BRIEF |
Which lines hold the word "name"? Copy each of them from the material.

◇ ◇ ◇ ◇

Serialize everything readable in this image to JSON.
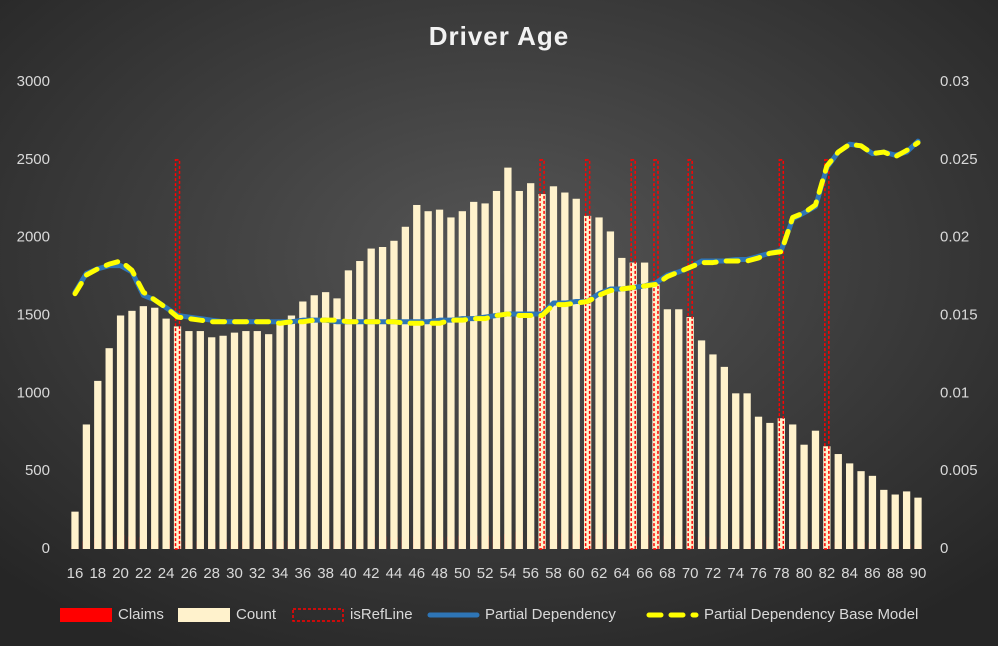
{
  "chart_data": {
    "type": "bar_line",
    "title": "Driver Age",
    "categories": [
      16,
      null,
      18,
      null,
      20,
      null,
      22,
      null,
      24,
      null,
      26,
      null,
      28,
      null,
      30,
      null,
      32,
      null,
      34,
      null,
      36,
      null,
      38,
      null,
      40,
      null,
      42,
      null,
      44,
      null,
      46,
      null,
      48,
      null,
      50,
      null,
      52,
      null,
      54,
      null,
      56,
      null,
      58,
      null,
      60,
      null,
      62,
      null,
      64,
      null,
      66,
      null,
      68,
      null,
      70,
      null,
      72,
      null,
      74,
      null,
      76,
      null,
      78,
      null,
      80,
      null,
      82,
      null,
      84,
      null,
      86,
      null,
      88,
      null,
      90
    ],
    "series": [
      {
        "name": "Claims",
        "type": "bar",
        "color": "#ff0000",
        "values": [
          10,
          50,
          70,
          80,
          90,
          80,
          75,
          70,
          60,
          50,
          50,
          50,
          45,
          45,
          50,
          50,
          45,
          50,
          50,
          50,
          60,
          60,
          60,
          55,
          60,
          60,
          80,
          80,
          75,
          75,
          80,
          75,
          75,
          80,
          85,
          85,
          85,
          80,
          95,
          110,
          85,
          90,
          100,
          100,
          95,
          95,
          100,
          95,
          95,
          90,
          90,
          95,
          85,
          85,
          80,
          80,
          75,
          70,
          70,
          70,
          65,
          60,
          55,
          50,
          50,
          45,
          50,
          45,
          40,
          45,
          40,
          35,
          30,
          30,
          25
        ]
      },
      {
        "name": "Count",
        "type": "bar",
        "color": "#fff2cc",
        "values": [
          240,
          800,
          1080,
          1290,
          1500,
          1530,
          1560,
          1550,
          1480,
          1430,
          1400,
          1400,
          1360,
          1370,
          1390,
          1400,
          1400,
          1380,
          1450,
          1500,
          1590,
          1630,
          1650,
          1610,
          1790,
          1850,
          1930,
          1940,
          1980,
          2070,
          2210,
          2170,
          2180,
          2130,
          2170,
          2230,
          2220,
          2300,
          2450,
          2300,
          2350,
          2280,
          2330,
          2290,
          2250,
          2140,
          2130,
          2040,
          1870,
          1840,
          1840,
          1700,
          1540,
          1540,
          1490,
          1340,
          1250,
          1170,
          1000,
          1000,
          850,
          810,
          840,
          800,
          670,
          760,
          660,
          610,
          550,
          500,
          470,
          380,
          350,
          370,
          330
        ]
      },
      {
        "name": "isRefLine",
        "type": "refbar",
        "color": "#ff0000",
        "values": [
          0,
          0,
          0,
          0,
          0,
          0,
          0,
          0,
          0,
          2500,
          0,
          0,
          0,
          0,
          0,
          0,
          0,
          0,
          0,
          0,
          0,
          0,
          0,
          0,
          0,
          0,
          0,
          0,
          0,
          0,
          0,
          0,
          0,
          0,
          0,
          0,
          0,
          0,
          0,
          0,
          0,
          2500,
          0,
          0,
          0,
          2500,
          0,
          0,
          0,
          2500,
          0,
          2500,
          0,
          0,
          2500,
          0,
          0,
          0,
          0,
          0,
          0,
          0,
          2500,
          0,
          0,
          0,
          2500,
          0,
          0,
          0,
          0,
          0,
          0,
          0,
          0
        ]
      },
      {
        "name": "Partial Dependency",
        "type": "line",
        "axis": "y2",
        "color": "#2e75b6",
        "values": [
          0.0165,
          0.0177,
          0.018,
          0.0182,
          0.0182,
          0.0178,
          0.0163,
          0.016,
          0.0155,
          0.015,
          0.0149,
          0.0148,
          0.0147,
          0.0146,
          0.0146,
          0.0146,
          0.0146,
          0.0146,
          0.0146,
          0.0146,
          0.0147,
          0.0147,
          0.0147,
          0.0146,
          0.0146,
          0.0146,
          0.0146,
          0.0146,
          0.0146,
          0.0146,
          0.0146,
          0.0146,
          0.0147,
          0.0147,
          0.0148,
          0.0148,
          0.0149,
          0.015,
          0.0151,
          0.0151,
          0.0151,
          0.0151,
          0.0158,
          0.0158,
          0.0159,
          0.0159,
          0.0164,
          0.0167,
          0.0167,
          0.0168,
          0.0169,
          0.0171,
          0.0176,
          0.0178,
          0.0181,
          0.0185,
          0.0185,
          0.0185,
          0.0186,
          0.0186,
          0.0188,
          0.019,
          0.0192,
          0.0212,
          0.0216,
          0.022,
          0.0245,
          0.0255,
          0.026,
          0.0259,
          0.0254,
          0.0255,
          0.0253,
          0.0255,
          0.0262
        ]
      },
      {
        "name": "Partial Dependency Base Model",
        "type": "dashline",
        "axis": "y2",
        "color": "#ffff00",
        "values": [
          0.0164,
          0.0176,
          0.018,
          0.0183,
          0.0185,
          0.0179,
          0.0165,
          0.016,
          0.0155,
          0.0149,
          0.0148,
          0.0147,
          0.0146,
          0.0146,
          0.0146,
          0.0146,
          0.0146,
          0.0146,
          0.0145,
          0.0146,
          0.0146,
          0.0147,
          0.0147,
          0.0147,
          0.0146,
          0.0146,
          0.0146,
          0.0146,
          0.0146,
          0.0145,
          0.0145,
          0.0145,
          0.0145,
          0.0147,
          0.0147,
          0.0148,
          0.0148,
          0.015,
          0.0151,
          0.015,
          0.015,
          0.015,
          0.0157,
          0.0157,
          0.0158,
          0.0159,
          0.0163,
          0.0166,
          0.0167,
          0.0168,
          0.0169,
          0.017,
          0.0175,
          0.0178,
          0.0181,
          0.0184,
          0.0184,
          0.0185,
          0.0185,
          0.0185,
          0.0187,
          0.019,
          0.0191,
          0.0213,
          0.0216,
          0.0221,
          0.0246,
          0.0255,
          0.026,
          0.0259,
          0.0254,
          0.0255,
          0.0252,
          0.0256,
          0.0261
        ]
      }
    ],
    "ylim": [
      0,
      3000
    ],
    "yticks": [
      0,
      500,
      1000,
      1500,
      2000,
      2500,
      3000
    ],
    "y2lim": [
      0,
      0.03
    ],
    "y2ticks": [
      0,
      0.005,
      0.01,
      0.015,
      0.02,
      0.025,
      0.03
    ],
    "legend": "bottom"
  }
}
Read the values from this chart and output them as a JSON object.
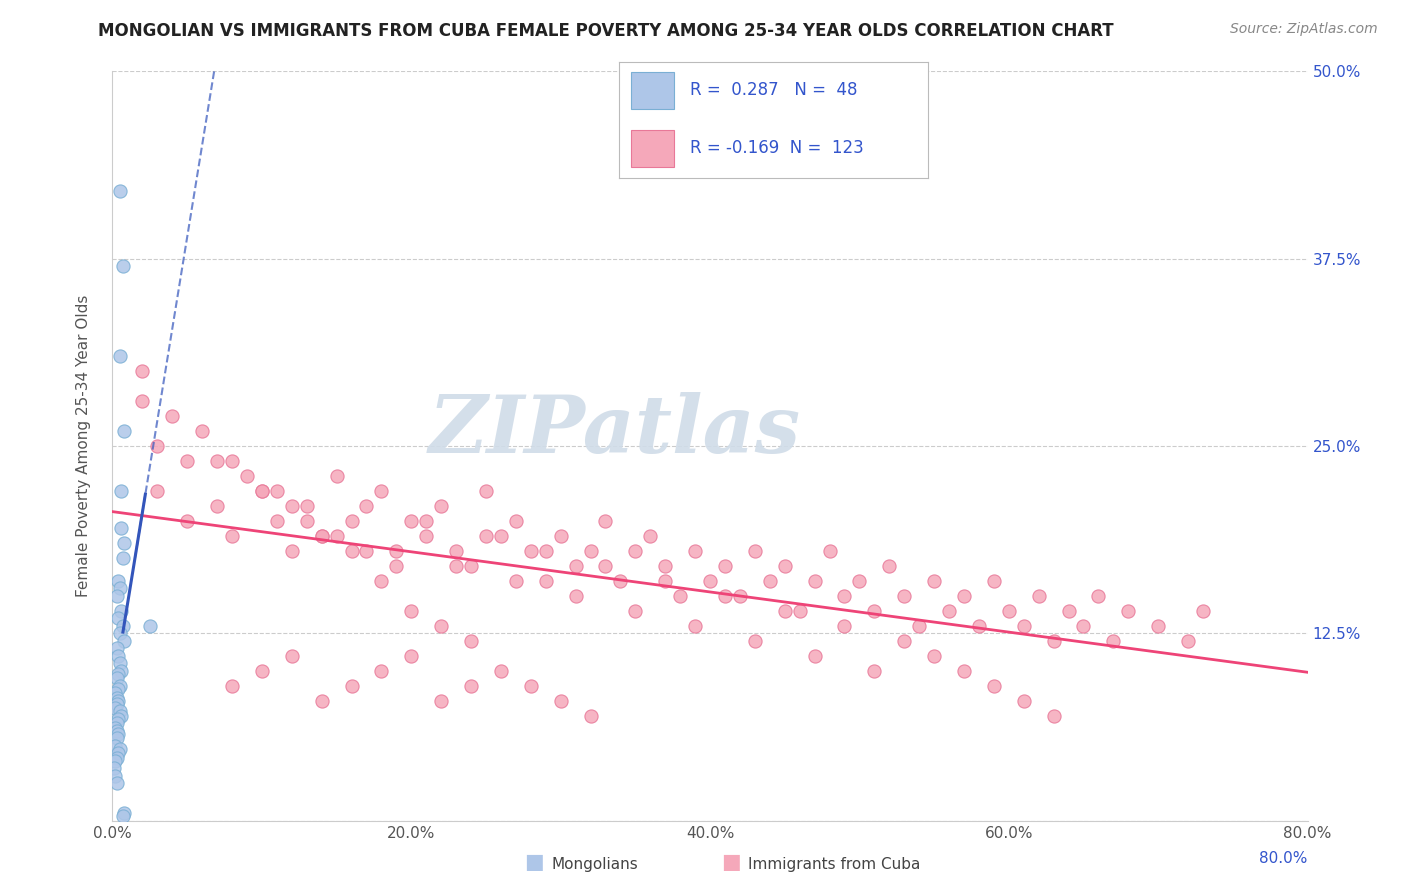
{
  "title": "MONGOLIAN VS IMMIGRANTS FROM CUBA FEMALE POVERTY AMONG 25-34 YEAR OLDS CORRELATION CHART",
  "source": "Source: ZipAtlas.com",
  "xlim": [
    0.0,
    0.8
  ],
  "ylim": [
    0.0,
    0.5
  ],
  "mongolian_R": 0.287,
  "mongolian_N": 48,
  "cuba_R": -0.169,
  "cuba_N": 123,
  "mongolian_color": "#aec6e8",
  "mongolian_edge": "#7aafd4",
  "cuba_color": "#f5a8ba",
  "cuba_edge": "#e87898",
  "mongolian_trend_color": "#3355bb",
  "cuba_trend_color": "#ee4477",
  "grid_color": "#cccccc",
  "background_color": "#ffffff",
  "watermark_text": "ZIPatlas",
  "watermark_color": "#d0dce8",
  "ylabel": "Female Poverty Among 25-34 Year Olds",
  "legend_label_mongolian": "Mongolians",
  "legend_label_cuba": "Immigrants from Cuba",
  "right_axis_color": "#3355cc",
  "x_ticks": [
    0.0,
    0.2,
    0.4,
    0.6,
    0.8
  ],
  "x_tick_labels": [
    "0.0%",
    "20.0%",
    "40.0%",
    "60.0%",
    "80.0%"
  ],
  "y_ticks": [
    0.0,
    0.125,
    0.25,
    0.375,
    0.5
  ],
  "y_tick_labels_right": [
    "",
    "12.5%",
    "25.0%",
    "37.5%",
    "50.0%"
  ],
  "legend_title_color": "#3355cc",
  "mongolian_x": [
    0.005,
    0.007,
    0.005,
    0.008,
    0.006,
    0.006,
    0.008,
    0.007,
    0.004,
    0.005,
    0.003,
    0.006,
    0.004,
    0.007,
    0.005,
    0.008,
    0.003,
    0.004,
    0.005,
    0.006,
    0.004,
    0.003,
    0.005,
    0.004,
    0.002,
    0.003,
    0.004,
    0.003,
    0.002,
    0.005,
    0.006,
    0.004,
    0.003,
    0.002,
    0.003,
    0.004,
    0.003,
    0.002,
    0.005,
    0.004,
    0.003,
    0.002,
    0.001,
    0.002,
    0.003,
    0.025,
    0.008,
    0.007
  ],
  "mongolian_y": [
    0.42,
    0.37,
    0.31,
    0.26,
    0.22,
    0.195,
    0.185,
    0.175,
    0.16,
    0.155,
    0.15,
    0.14,
    0.135,
    0.13,
    0.125,
    0.12,
    0.115,
    0.11,
    0.105,
    0.1,
    0.098,
    0.095,
    0.09,
    0.088,
    0.085,
    0.082,
    0.08,
    0.078,
    0.075,
    0.073,
    0.07,
    0.068,
    0.065,
    0.062,
    0.06,
    0.058,
    0.055,
    0.05,
    0.048,
    0.045,
    0.042,
    0.04,
    0.035,
    0.03,
    0.025,
    0.13,
    0.005,
    0.003
  ],
  "cuba_x": [
    0.02,
    0.03,
    0.05,
    0.07,
    0.08,
    0.1,
    0.11,
    0.12,
    0.13,
    0.14,
    0.15,
    0.16,
    0.17,
    0.18,
    0.19,
    0.2,
    0.21,
    0.22,
    0.23,
    0.24,
    0.25,
    0.26,
    0.27,
    0.28,
    0.29,
    0.3,
    0.31,
    0.32,
    0.33,
    0.34,
    0.35,
    0.36,
    0.37,
    0.38,
    0.39,
    0.4,
    0.41,
    0.42,
    0.43,
    0.44,
    0.45,
    0.46,
    0.47,
    0.48,
    0.49,
    0.5,
    0.51,
    0.52,
    0.53,
    0.54,
    0.55,
    0.56,
    0.57,
    0.58,
    0.59,
    0.6,
    0.61,
    0.62,
    0.63,
    0.64,
    0.65,
    0.66,
    0.67,
    0.68,
    0.7,
    0.72,
    0.73,
    0.08,
    0.1,
    0.12,
    0.14,
    0.16,
    0.18,
    0.2,
    0.22,
    0.24,
    0.03,
    0.05,
    0.07,
    0.09,
    0.11,
    0.13,
    0.15,
    0.17,
    0.19,
    0.21,
    0.23,
    0.25,
    0.27,
    0.29,
    0.31,
    0.33,
    0.35,
    0.37,
    0.39,
    0.41,
    0.43,
    0.45,
    0.47,
    0.49,
    0.51,
    0.53,
    0.55,
    0.57,
    0.59,
    0.61,
    0.63,
    0.02,
    0.04,
    0.06,
    0.08,
    0.1,
    0.12,
    0.14,
    0.16,
    0.18,
    0.2,
    0.22,
    0.24,
    0.26,
    0.28,
    0.3,
    0.32
  ],
  "cuba_y": [
    0.28,
    0.22,
    0.2,
    0.24,
    0.19,
    0.22,
    0.2,
    0.18,
    0.21,
    0.19,
    0.23,
    0.2,
    0.18,
    0.22,
    0.17,
    0.2,
    0.19,
    0.21,
    0.18,
    0.17,
    0.22,
    0.19,
    0.2,
    0.18,
    0.16,
    0.19,
    0.17,
    0.18,
    0.2,
    0.16,
    0.18,
    0.19,
    0.17,
    0.15,
    0.18,
    0.16,
    0.17,
    0.15,
    0.18,
    0.16,
    0.17,
    0.14,
    0.16,
    0.18,
    0.15,
    0.16,
    0.14,
    0.17,
    0.15,
    0.13,
    0.16,
    0.14,
    0.15,
    0.13,
    0.16,
    0.14,
    0.13,
    0.15,
    0.12,
    0.14,
    0.13,
    0.15,
    0.12,
    0.14,
    0.13,
    0.12,
    0.14,
    0.09,
    0.1,
    0.11,
    0.08,
    0.09,
    0.1,
    0.11,
    0.08,
    0.09,
    0.25,
    0.24,
    0.21,
    0.23,
    0.22,
    0.2,
    0.19,
    0.21,
    0.18,
    0.2,
    0.17,
    0.19,
    0.16,
    0.18,
    0.15,
    0.17,
    0.14,
    0.16,
    0.13,
    0.15,
    0.12,
    0.14,
    0.11,
    0.13,
    0.1,
    0.12,
    0.11,
    0.1,
    0.09,
    0.08,
    0.07,
    0.3,
    0.27,
    0.26,
    0.24,
    0.22,
    0.21,
    0.19,
    0.18,
    0.16,
    0.14,
    0.13,
    0.12,
    0.1,
    0.09,
    0.08,
    0.07
  ]
}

◇ ◇ ◇ ◇

ANSWER TO THE EXERCISE |
        "name": "Claims",
        "name": "Count",
        "name": "isRefLine",
        "name": "Partial Dependency",
        "name": "Partial Dependency Base Model",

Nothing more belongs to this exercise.